SET PROBLEM ▸ Below is a block of records; repeat each one exactly.
-------- INFORMATION SUPPLIED
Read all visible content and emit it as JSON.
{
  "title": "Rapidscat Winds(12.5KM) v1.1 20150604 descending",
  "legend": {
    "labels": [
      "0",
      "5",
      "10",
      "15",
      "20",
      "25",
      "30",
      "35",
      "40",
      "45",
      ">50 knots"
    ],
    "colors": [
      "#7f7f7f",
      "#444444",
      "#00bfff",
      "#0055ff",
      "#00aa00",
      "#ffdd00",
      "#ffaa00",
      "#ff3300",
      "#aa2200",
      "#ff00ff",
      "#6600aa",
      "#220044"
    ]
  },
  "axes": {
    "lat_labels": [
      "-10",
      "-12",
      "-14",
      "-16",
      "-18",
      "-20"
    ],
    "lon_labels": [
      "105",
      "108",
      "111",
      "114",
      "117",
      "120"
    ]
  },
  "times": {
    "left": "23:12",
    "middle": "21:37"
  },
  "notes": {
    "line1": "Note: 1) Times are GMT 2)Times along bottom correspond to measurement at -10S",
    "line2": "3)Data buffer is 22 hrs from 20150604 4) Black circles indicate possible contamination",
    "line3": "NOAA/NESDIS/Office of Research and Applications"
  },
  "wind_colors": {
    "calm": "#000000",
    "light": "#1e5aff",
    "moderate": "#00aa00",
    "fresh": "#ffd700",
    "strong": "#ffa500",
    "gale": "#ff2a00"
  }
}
----------------
TASK RESPONSE ▸
Read all visible content and emit it as JSON.
{
  "title": "Rapidscat Winds(12.5KM) v1.1 20150604 descending",
  "legend": {
    "labels": [
      "0",
      "5",
      "10",
      "15",
      "20",
      "25",
      "30",
      "35",
      "40",
      "45",
      ">50 knots"
    ],
    "colors": [
      "#7f7f7f",
      "#444444",
      "#00bfff",
      "#0055ff",
      "#00aa00",
      "#ffdd00",
      "#ffaa00",
      "#ff3300",
      "#aa2200",
      "#ff00ff",
      "#6600aa",
      "#220044"
    ]
  },
  "axes": {
    "lat_labels": [
      "-10",
      "-12",
      "-14",
      "-16",
      "-18",
      "-20"
    ],
    "lon_labels": [
      "105",
      "108",
      "111",
      "114",
      "117",
      "120"
    ]
  },
  "times": {
    "left": "23:12",
    "middle": "21:37"
  },
  "notes": {
    "line1": "Note: 1) Times are GMT 2)Times along bottom correspond to measurement at -10S",
    "line2": "3)Data buffer is 22 hrs from 20150604 4) Black circles indicate possible contamination",
    "line3": "NOAA/NESDIS/Office of Research and Applications"
  },
  "wind_colors": {
    "calm": "#000000",
    "light": "#1e5aff",
    "moderate": "#00aa00",
    "fresh": "#ffd700",
    "strong": "#ffa500",
    "gale": "#ff2a00"
  }
}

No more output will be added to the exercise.